* TASK PROMPT
Carry on the essay about a distant father and the masks he wore, picking up right after its last sentence.

* SELECTED TEXT
%%
Saturday, April 12, 2014

Masking What You Can't Face Leaves You Alone With It



It's troubled me my whole life that I don't know the details of my father's past, or family.  That lack of information left him one dimensional to me, which isn't fair.   

He never tried to explain himself with narrative, or anecdote, and there wasn't anyone to do it for him. He was a collection of single notes that were never strung together to make a tune. And he was a man of masks. It's sad how little I know about him.

The void he agreed to when he erased his family eventually engulfed him. He wore his rage mask, or his silent one, when it was necessary to disguise it. His determination to ignore the void enlarged it before it was passed down to me, before it became my inheritance.

Not knowing who, or what, made him the man he was had an effect on how I was made. The fractures, and losses, that composed him were useless in aiding the shape of the man I wanted to be. Without examples to follow, or core values to adopt, I was assured the man I hoped would emerge, wouldn't.


As a boy, I missed my dad.  As a man, I'm missing the belief that
I can be one. I think my father was the same. I think he was attempting to define that for himself, without knowing how.   

If you take off the mask that defines you before you've prepared a new one, nothing's between you and oblivion. You get lost.
%%
* SUPPLIED MATERIAL
%%
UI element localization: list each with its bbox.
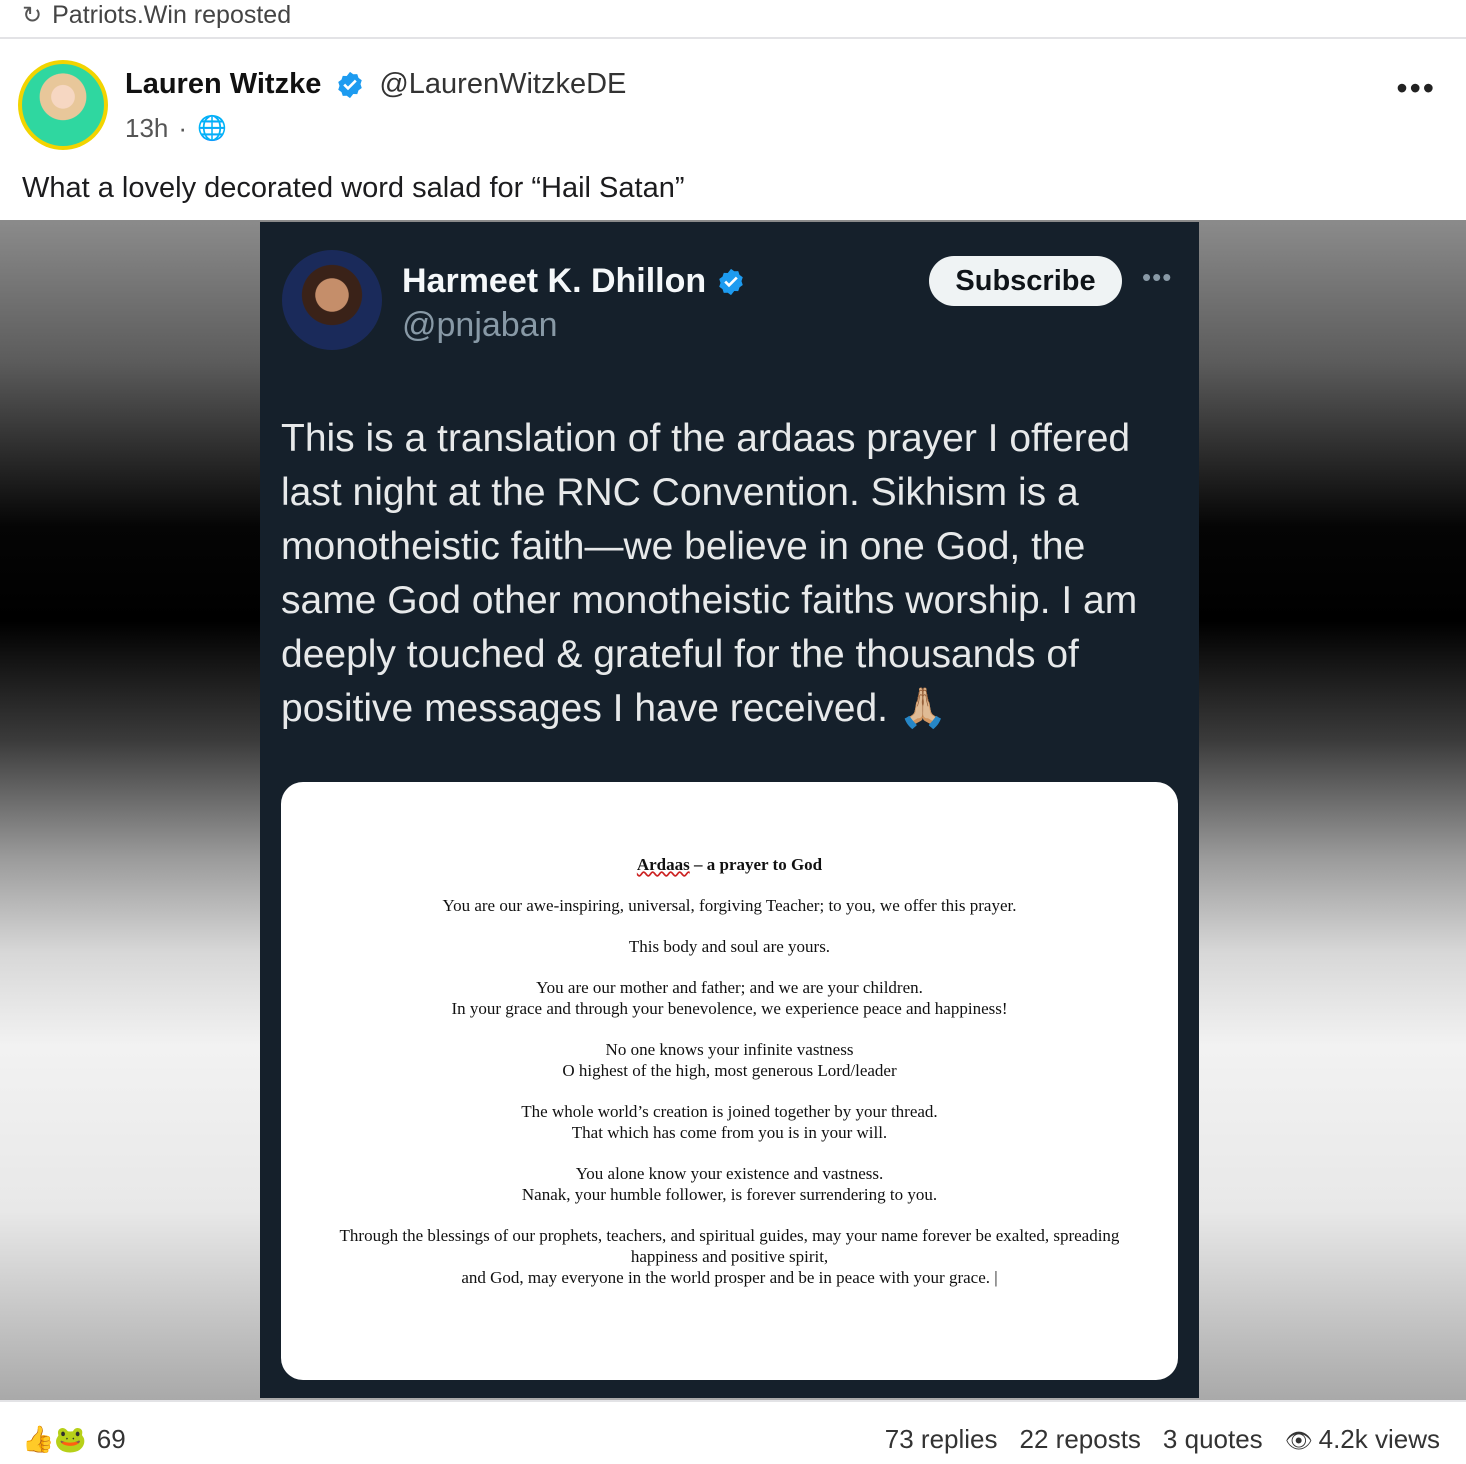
%%
* REPLY TO THE TASK
When my father died, he was more lost than anyone I'd ever known.  

Including me.




An Unmasking


I've heard a boy will grow up to either emulate his father, or reject him. I did both. The demons I carry are the same as my fathers. His eventually claimed him. Mine became an opportunity for forgiveness when they tried to claim me.  

My desperate and naive tenet toward self-preservation clarified a place where he and I differed, and made me realize I'd fought through what he couldn't. That awareness changed my thinking. I believe he wanted to be the father I needed, and may have even tried. Now I understand what kept him from it.  

Where I'm left with uncertainty about how to be a man, he was burdened with an impossible standard by which to measure whether he'd become one.  
Without a family to support him, he was doomed.

Sound familiar?  



Reflection



He and I are more alike than I thought, and our family support is the same. That's why he beat me.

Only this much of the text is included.